- What is expected
Lift every line from the entries that includes the word "this".

[Begin]

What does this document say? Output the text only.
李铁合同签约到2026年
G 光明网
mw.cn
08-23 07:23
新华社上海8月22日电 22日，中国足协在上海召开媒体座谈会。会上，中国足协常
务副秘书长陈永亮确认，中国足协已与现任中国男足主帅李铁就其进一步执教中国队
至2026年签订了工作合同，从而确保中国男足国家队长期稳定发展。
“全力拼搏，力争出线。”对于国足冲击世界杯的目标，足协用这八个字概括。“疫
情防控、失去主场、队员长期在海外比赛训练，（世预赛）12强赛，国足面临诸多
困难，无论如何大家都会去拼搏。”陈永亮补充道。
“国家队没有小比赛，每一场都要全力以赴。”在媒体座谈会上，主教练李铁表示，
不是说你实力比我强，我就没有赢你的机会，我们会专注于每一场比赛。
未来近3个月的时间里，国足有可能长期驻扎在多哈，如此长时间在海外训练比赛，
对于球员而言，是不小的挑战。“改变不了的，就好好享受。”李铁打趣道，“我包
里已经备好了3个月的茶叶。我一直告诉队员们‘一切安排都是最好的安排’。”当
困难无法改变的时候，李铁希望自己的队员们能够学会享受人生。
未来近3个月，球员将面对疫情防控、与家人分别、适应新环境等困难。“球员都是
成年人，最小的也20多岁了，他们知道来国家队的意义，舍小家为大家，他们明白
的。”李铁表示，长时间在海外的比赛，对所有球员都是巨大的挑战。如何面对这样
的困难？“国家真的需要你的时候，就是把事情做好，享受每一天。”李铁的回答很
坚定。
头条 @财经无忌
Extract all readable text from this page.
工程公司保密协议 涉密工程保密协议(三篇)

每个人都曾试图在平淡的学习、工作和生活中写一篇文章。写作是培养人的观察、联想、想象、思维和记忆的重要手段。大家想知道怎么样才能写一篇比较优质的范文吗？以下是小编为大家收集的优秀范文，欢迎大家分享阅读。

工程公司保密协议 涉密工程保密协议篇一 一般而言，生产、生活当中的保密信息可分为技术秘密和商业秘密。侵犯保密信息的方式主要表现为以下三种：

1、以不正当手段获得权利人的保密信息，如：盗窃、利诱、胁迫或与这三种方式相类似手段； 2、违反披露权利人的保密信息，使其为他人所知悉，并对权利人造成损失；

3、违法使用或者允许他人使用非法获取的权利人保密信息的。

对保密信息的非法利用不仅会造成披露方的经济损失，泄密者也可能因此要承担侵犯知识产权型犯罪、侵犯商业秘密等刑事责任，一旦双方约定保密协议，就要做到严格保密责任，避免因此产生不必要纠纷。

[End]

- Output of the exercise
What does this document say? Output the text only.
Extract all readable text from this page.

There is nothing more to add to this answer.